## What to work on:
Transcribe the passage below on the Laci Peterson search, from "They also asked" up to and including "take this thing.".

---- Selected extract

On the morning of Laci's disappearance Scott told police he drove to a boat launch about 90 miles away from his home. He said he wanted to take his brand-new boat out on the water to go fishing for sturgeon, but he never caught a single fish. As he drove home, he called Laci and left a message on her phone:
SCOTT PETERSON [voicemail]: Hey, beautiful. I just left a message at home 2:15. I'm leaving Berkeley. I won't be able to get to Vella Farms to get the basket for Papa. I was hoping you would get this message and go on out there. I'll see you in a bit, sweetie. Love you. Bye.
Ret. Det. Jon Buehler: it seemed like a very scripted message. … It just it seemed phony to me.
Skeptical detectives also wondered why Scott would have gone fishing in the first place. It was Christmas Eve and his wife was eight months pregnant. Peterson told investigators he had originally planned to golf that day but decided to go fishing because of the chilly weather.
SCOTT PETERSON [police interview]: It seemed too cold to go play golf at the club, so ...
Ret. Det. Jon Buehler: You got a guy who … said it was too cold to golf, but it ain't too cold to go fishing. Are you kidding me?
Day after day, the search widened, and the story spread.
DENNIS ROCHA : Whoever has Laci. The reward is 500 thousand. Take the money, bring my daughter back safe … and take the money and go get away free.
Jack Leonard: First of all, you had an attractive looking couple. Why would – a pregnant woman suddenly disappear when she's got plans to be with her family? And it was Christmas Eve, so there's nothing else going on in the news. So, this attracted attention, first of all, from local news, and then national, and then it went global.
But hopes for finding Laci Peterson alive were fading.
DOUG RIDENOUR | MODESTO P.D. [at press conference]: We still don't have any significant lead into finding Laci Peterson …
SHARON ROCHA: Please don't give up on us.
JACKIE PETERSON | SCOTT'S MOTHER: Please send Laci back to us.
And police continued to play close attention to Scott Peterson.
DOUG RIDENOUR | MODESTO P.D. [to reporter]: Our discoveries during the investigation have resuscitated the revisiting of the Peterson residence with a second search warrant.
They also asked him to take a polygraph. He refused.
Ret. Jon Buehler: Scott told us that he wouldn't take the polygraph … And so that arched our eyebrows a little bit that he wouldn't take this thing.
GLORIA GOMEZ |NEWS REPORT]: Recently authorities released photos of Peterson's pickup and boat, hoping someone could back up his story.
Both Scott and Laci's family stood with him.
LEE PETERSON | SCOTT'S FATHER: There is no way in god's green earth that he is, you know, even remotely involved in this thing.
SHARON ROCHA: We feel Scott has nothing to do with it.
LEE PETERSON: We're looking for Laci, and we're gonna find her.
Then it looked like there was a break in the case.
POLICE PRESS CONFERENCE: We're received a tip yesterday …
Detectives discovered there had been a burglary just across the street from the Peterson home. One witness told police she believed that burglary happened the same morning Laci disappeared.
Police quickly put that clue to rest.
DOUG RIDENOUR | MODESTO P.D. [at press conference]: We're confident that we have the people in custody for the burglary and they are not connected with the missing of Laci Peterson.

--------
---- Information provided

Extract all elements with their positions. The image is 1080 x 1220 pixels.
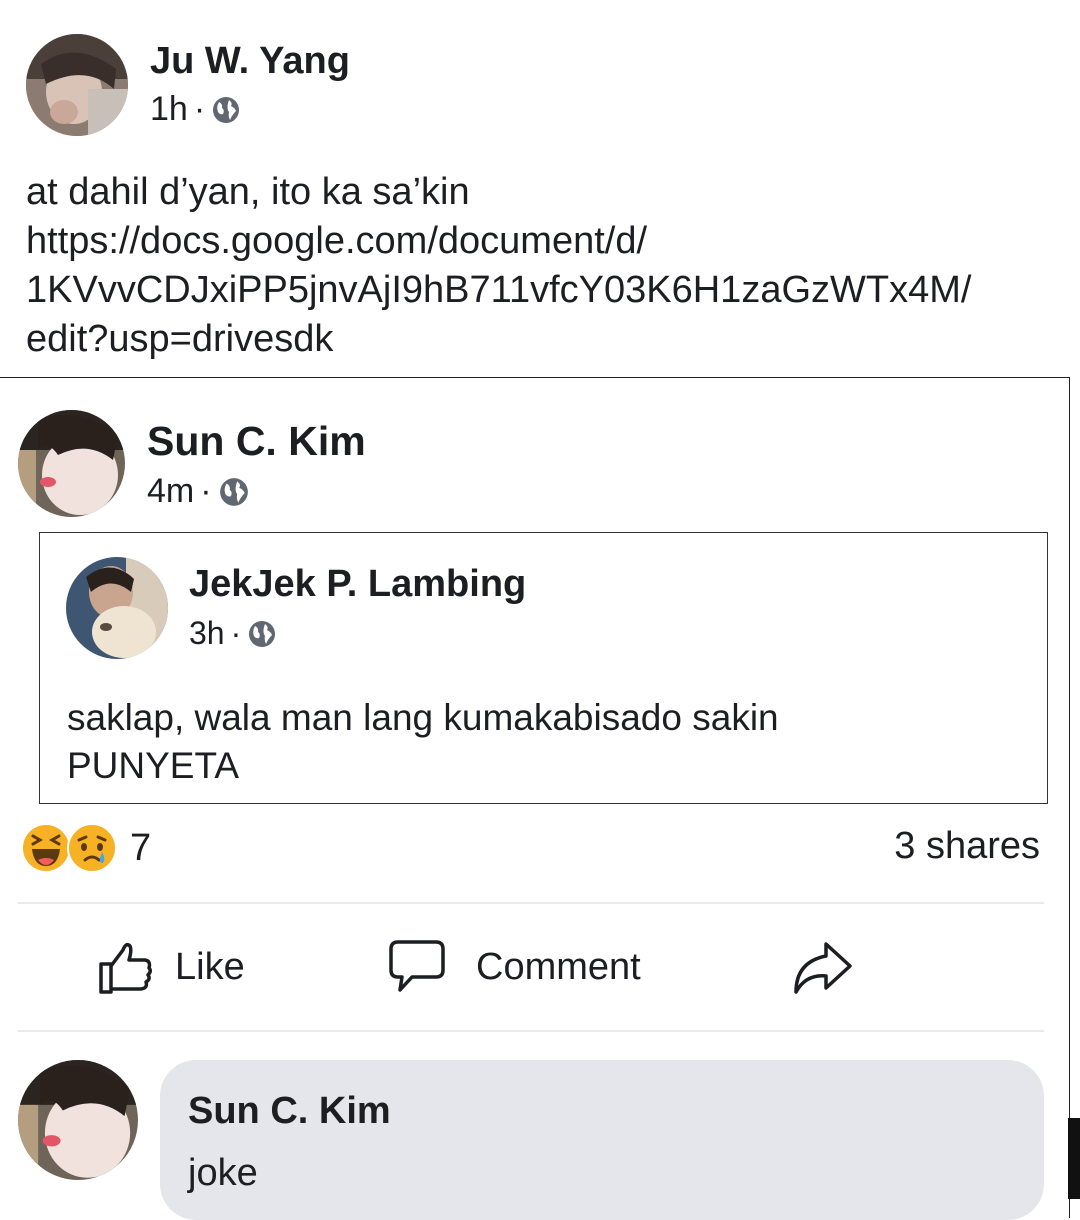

--------

## Answer below:
They also asked him to take a polygraph. He refused.
Ret. Jon Buehler: Scott told us that he wouldn't take the polygraph … And so that arched our eyebrows a little bit that he wouldn't take this thing.